## What needs to be done
Take every line from the listing below that contains "arrow".
---
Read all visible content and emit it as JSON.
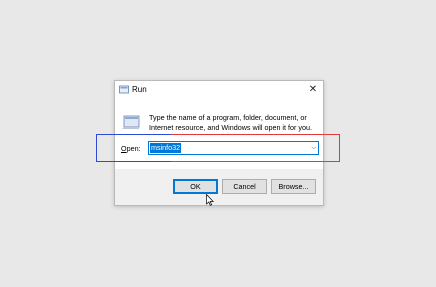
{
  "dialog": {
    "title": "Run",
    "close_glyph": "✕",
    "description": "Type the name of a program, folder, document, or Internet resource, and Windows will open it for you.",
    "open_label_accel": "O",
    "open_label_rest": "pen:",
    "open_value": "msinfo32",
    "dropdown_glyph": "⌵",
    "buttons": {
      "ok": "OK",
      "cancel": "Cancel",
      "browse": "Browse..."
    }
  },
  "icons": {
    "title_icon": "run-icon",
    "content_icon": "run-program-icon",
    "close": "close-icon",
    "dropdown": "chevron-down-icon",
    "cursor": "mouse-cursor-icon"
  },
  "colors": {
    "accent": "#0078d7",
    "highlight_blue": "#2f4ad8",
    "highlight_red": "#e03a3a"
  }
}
---
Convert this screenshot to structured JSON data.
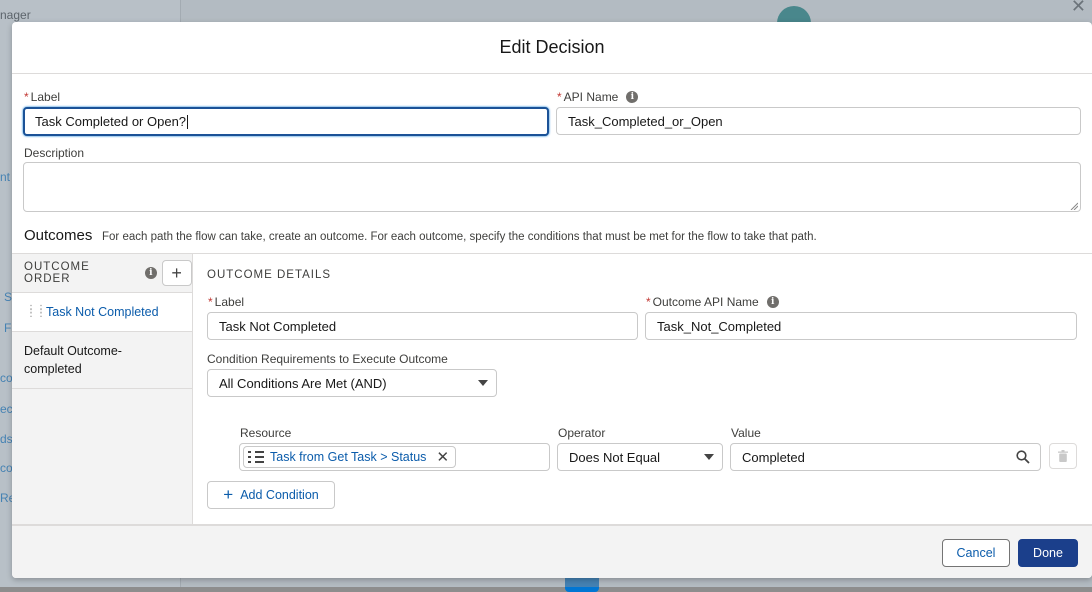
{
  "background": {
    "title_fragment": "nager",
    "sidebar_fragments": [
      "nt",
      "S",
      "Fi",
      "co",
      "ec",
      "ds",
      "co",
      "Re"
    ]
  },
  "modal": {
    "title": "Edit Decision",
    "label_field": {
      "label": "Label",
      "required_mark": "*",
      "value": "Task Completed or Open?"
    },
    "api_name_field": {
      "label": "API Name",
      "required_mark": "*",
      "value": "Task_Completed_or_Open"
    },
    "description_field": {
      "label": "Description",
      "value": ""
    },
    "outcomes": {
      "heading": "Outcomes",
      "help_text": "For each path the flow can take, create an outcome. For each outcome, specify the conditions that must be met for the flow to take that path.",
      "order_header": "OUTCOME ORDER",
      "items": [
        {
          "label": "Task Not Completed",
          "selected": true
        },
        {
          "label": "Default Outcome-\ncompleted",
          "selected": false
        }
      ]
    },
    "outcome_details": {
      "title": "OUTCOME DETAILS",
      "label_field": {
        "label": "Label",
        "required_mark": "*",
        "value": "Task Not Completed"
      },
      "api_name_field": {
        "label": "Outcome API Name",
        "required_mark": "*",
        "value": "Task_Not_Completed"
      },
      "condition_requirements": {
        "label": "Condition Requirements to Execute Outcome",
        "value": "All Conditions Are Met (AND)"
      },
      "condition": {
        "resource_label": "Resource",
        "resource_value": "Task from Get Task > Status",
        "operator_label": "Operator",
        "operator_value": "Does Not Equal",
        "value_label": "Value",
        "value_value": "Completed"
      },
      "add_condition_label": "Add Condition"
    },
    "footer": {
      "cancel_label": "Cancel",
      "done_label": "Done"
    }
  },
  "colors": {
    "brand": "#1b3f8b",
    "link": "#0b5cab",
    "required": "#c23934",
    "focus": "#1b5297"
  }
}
---
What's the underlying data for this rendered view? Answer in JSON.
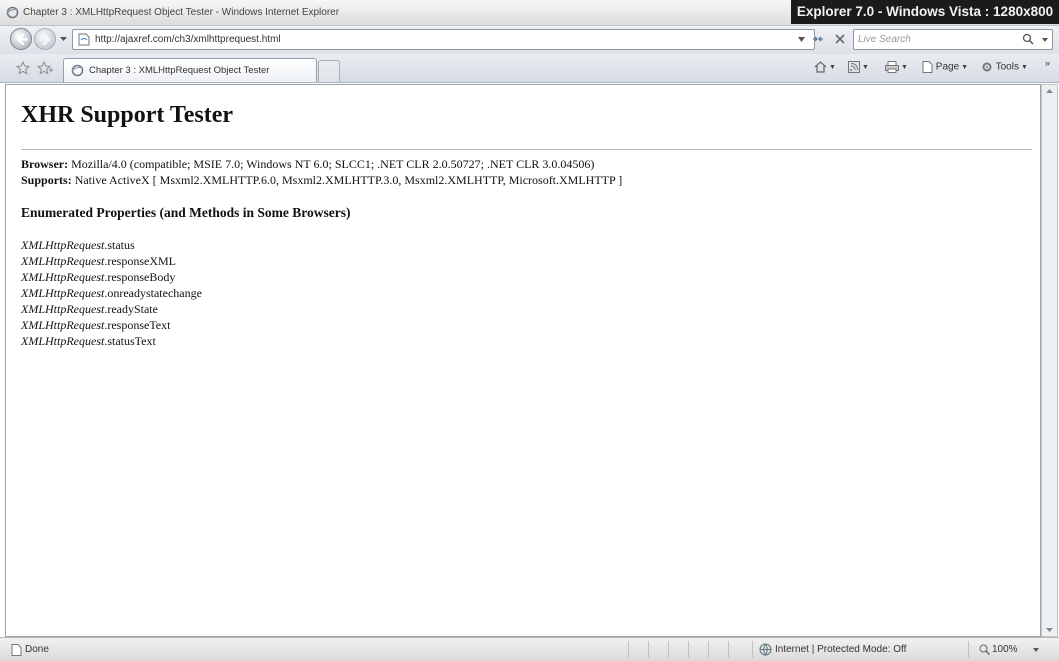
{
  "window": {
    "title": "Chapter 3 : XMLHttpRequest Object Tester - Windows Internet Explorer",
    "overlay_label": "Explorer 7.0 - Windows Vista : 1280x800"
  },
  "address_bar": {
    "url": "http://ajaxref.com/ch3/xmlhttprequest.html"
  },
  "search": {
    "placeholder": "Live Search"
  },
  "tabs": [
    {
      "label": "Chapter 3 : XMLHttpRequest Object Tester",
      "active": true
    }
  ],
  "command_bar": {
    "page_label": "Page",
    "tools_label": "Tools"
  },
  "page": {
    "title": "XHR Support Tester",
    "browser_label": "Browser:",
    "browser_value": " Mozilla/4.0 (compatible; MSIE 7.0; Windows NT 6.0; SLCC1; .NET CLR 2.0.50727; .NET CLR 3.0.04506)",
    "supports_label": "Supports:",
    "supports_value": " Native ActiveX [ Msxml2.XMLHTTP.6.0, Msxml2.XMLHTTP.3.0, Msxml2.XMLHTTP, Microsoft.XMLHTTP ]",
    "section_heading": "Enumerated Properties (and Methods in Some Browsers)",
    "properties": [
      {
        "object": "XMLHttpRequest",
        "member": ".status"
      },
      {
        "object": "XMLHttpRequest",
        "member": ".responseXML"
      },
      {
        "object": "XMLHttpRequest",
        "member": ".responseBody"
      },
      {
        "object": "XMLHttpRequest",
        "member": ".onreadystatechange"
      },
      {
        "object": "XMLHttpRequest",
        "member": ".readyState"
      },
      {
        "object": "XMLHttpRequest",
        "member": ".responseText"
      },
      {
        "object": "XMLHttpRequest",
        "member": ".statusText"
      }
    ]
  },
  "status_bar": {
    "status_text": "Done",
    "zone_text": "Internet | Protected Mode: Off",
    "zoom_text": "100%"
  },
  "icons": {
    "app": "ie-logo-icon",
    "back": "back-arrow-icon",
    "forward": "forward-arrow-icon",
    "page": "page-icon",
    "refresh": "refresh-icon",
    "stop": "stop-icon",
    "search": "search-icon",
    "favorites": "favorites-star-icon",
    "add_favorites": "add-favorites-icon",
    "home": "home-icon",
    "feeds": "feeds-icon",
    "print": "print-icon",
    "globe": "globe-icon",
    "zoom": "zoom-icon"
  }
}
---
## Result of the exercise
    "back": "back-arrow-icon",
    "forward": "forward-arrow-icon",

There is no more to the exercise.